* [Given instruction A]:
Print the review of Late Night from "Sometimes you just" to "a humorous way.".
* [Given instruction B]:
Translate this sentence from the review of Late Night into Spanish: "When we see the writer’s room, it’s all white and all male."

* [Document excerpt]:

Begin

Sometimes you just have to give up your job at the chemical plant, move to New York City, and pursue your dreams of becoming a television writer. While that may sound absurd, Amazon Studios’ Late Night is the opposite. Instead, the film, written by Mindy Kaling and directed by Nisha Ganatra, takes that core synopsis and builds into an authentic story of two women in very different parts of their lives and the way they deal with real issues in a humorous way.
In Late Night, we follow the story of a failing late night show hosted by the only woman in the game, Katherine Newbury (Emma Thompson). As Katherine chooses to shirk all current trends and aim for interviewing congresswomen and journalists, her show’s numbers have steadily tanked over the last decade. Her comedy has become detached and safe but she doesn’t know that she has a problem. But failing ratings isn’t Katherine’s only problem. After being called out on how she has mistreated women in her writer’s room in the past, Katherine demands a woman be hired in order to prove that she doesn’t have a woman problem. When we see the writer’s room, it’s all white and all male.
Enter, Molly (Mindy Kaling), an honest, kind, and quality analyst at a chemical plant who just so happens to love comedy. Having no television experience – or writing experience really – we learn that she won a contest to meet with any c-level employee. Instead of aiming small, Molly chooses to meet with the man in charge of the company that owns the television company, working her way into an interview. When she beats out the brother of one of the writers, we see that it’s going to be an uphill battle to earn the respect of the other writers who classify her as no more than a “diversity hire” as they work to save Katherine’s show.
As the leads, Molly and Katherine continually butt heads, as Molly’s brand of unrestrained honesty drives Katherine to look at her show and it’s failings, while also examining her own life. On the other hand, Katherine slowly shows Molly how to keep fighting, as she later faces the reality of her age and disconnection from the current state of pop culture and the latter deals with the crushing weight of having to prove that she is more than just the only woman in the room.

End

* [Records]:
Begin

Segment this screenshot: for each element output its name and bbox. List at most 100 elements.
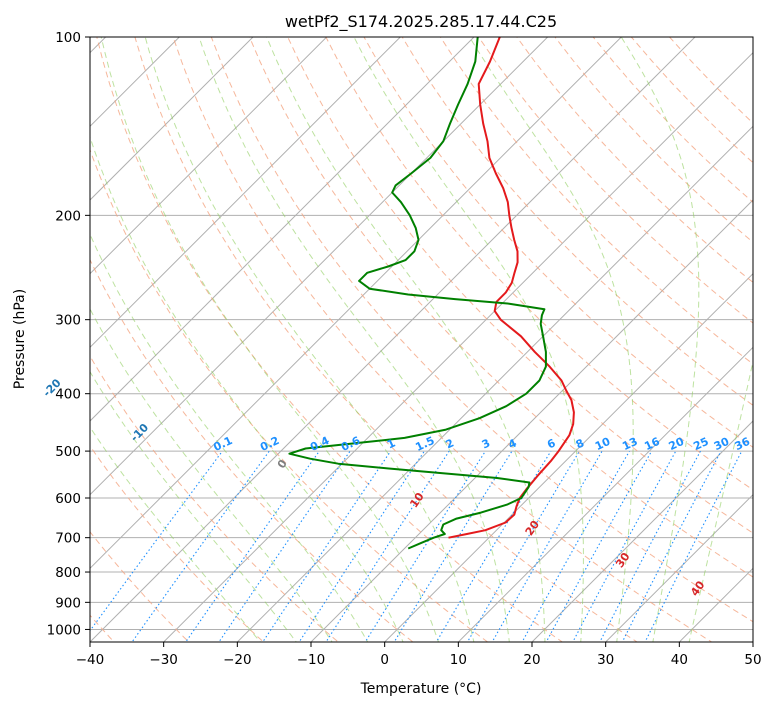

End
Begin

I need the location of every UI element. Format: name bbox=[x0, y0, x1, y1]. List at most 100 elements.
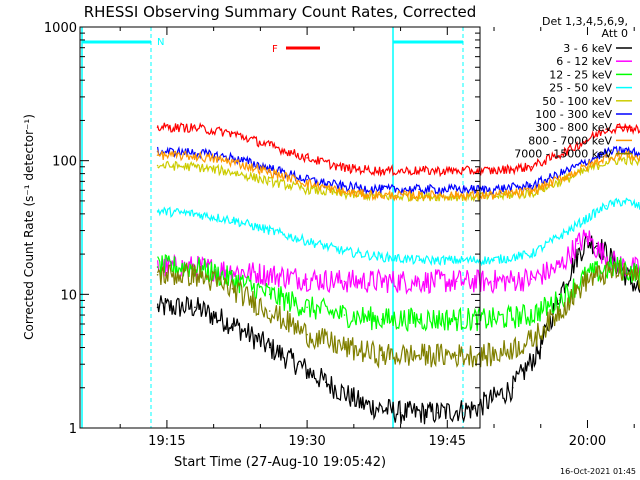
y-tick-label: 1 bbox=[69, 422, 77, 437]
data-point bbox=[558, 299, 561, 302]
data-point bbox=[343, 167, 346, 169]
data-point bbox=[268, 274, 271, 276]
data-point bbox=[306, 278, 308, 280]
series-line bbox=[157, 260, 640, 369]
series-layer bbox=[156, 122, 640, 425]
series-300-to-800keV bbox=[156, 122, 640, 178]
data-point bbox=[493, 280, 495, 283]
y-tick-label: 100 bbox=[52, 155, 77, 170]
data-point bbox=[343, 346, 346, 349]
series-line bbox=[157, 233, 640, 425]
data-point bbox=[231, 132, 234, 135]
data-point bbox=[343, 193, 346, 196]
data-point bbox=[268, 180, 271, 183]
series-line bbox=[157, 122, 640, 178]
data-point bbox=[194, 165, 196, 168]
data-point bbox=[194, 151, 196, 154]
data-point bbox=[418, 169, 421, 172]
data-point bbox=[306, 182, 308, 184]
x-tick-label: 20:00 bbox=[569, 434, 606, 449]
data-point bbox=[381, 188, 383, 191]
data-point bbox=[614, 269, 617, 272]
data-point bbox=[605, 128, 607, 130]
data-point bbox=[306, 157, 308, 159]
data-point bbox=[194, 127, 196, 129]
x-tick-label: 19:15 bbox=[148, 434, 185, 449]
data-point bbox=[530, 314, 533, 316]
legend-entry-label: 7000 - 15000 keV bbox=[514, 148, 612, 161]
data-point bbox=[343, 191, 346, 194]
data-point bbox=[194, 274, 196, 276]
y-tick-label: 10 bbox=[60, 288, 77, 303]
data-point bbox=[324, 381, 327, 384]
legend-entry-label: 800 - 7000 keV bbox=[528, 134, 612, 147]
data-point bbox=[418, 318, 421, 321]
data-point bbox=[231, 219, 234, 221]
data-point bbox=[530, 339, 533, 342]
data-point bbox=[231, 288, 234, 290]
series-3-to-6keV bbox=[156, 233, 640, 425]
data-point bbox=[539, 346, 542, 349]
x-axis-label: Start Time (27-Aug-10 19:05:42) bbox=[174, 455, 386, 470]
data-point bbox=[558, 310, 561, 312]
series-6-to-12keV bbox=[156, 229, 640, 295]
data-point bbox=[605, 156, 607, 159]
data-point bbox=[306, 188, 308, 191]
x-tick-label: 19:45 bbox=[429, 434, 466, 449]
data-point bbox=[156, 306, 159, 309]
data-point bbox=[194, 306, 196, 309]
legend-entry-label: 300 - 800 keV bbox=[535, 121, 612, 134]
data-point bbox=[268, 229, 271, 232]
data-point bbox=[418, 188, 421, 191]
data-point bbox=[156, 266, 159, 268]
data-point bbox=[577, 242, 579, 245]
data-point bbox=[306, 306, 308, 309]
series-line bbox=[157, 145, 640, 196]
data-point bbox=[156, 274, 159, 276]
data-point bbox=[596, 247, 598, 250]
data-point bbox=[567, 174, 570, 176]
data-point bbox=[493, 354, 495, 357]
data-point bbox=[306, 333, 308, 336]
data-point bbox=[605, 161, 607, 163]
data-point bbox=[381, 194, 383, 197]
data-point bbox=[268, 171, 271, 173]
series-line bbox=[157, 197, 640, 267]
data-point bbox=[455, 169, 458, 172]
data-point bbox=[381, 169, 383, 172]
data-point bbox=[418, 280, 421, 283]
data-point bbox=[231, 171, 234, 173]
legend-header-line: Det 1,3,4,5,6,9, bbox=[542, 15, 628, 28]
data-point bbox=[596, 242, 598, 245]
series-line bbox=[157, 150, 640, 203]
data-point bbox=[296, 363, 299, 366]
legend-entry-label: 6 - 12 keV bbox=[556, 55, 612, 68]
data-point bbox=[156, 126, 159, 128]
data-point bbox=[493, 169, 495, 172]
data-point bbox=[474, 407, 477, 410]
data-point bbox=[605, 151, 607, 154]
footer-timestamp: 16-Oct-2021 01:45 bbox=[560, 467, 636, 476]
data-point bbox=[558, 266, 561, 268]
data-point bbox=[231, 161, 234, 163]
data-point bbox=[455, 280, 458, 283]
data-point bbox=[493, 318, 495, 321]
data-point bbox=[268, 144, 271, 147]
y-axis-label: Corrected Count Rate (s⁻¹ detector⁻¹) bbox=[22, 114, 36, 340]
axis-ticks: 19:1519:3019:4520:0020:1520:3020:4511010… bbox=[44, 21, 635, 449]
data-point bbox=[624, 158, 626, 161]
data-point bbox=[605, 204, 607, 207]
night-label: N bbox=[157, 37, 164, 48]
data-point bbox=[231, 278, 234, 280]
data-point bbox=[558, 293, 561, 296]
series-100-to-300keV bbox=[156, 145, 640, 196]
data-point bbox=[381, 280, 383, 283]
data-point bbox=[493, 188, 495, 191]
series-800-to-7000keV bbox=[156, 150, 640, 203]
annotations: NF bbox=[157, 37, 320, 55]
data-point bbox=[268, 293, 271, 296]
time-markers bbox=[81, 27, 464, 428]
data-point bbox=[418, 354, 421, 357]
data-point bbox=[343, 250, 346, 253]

End
Begin

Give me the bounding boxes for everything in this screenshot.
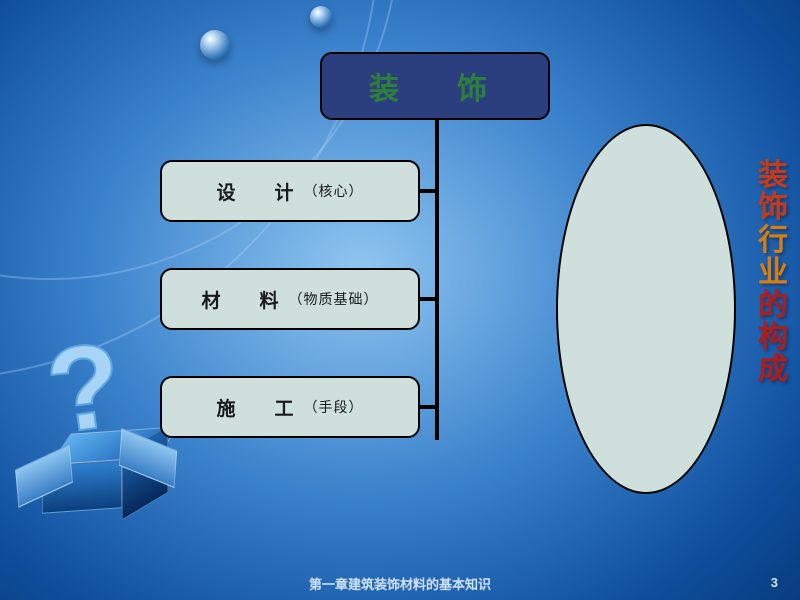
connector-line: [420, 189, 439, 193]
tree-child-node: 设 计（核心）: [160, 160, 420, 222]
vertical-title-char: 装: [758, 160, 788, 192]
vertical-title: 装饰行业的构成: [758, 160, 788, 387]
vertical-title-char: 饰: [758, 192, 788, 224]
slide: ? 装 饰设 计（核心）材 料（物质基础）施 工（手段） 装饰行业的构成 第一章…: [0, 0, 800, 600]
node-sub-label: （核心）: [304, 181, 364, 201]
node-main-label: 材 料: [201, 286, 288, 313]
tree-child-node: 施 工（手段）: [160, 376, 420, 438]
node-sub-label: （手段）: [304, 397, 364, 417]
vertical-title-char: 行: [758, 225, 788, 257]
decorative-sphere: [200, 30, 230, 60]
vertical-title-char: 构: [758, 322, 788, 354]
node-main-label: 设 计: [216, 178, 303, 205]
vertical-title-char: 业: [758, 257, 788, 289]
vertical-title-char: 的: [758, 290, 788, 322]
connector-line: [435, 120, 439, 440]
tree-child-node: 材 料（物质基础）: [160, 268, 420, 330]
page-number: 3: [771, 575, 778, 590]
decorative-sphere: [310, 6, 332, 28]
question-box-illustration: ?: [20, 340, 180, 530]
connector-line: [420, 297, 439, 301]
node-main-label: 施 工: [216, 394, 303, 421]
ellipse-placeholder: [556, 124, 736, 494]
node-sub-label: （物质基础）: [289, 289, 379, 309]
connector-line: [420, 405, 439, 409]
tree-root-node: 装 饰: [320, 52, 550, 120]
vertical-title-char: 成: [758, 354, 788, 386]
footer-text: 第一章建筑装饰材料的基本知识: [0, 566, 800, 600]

End

* [Correct response A]:
Sometimes you just have to give up your job at the chemical plant, move to New York City, and pursue your dreams of becoming a television writer. While that may sound absurd, Amazon Studios’ Late Night is the opposite. Instead, the film, written by Mindy Kaling and directed by Nisha Ganatra, takes that core synopsis and builds into an authentic story of two women in very different parts of their lives and the way they deal with real issues in a humorous way.

* [Correct response B]:
Cuando vemos la sala de guionistas, es completamente blanca y completamente masculina.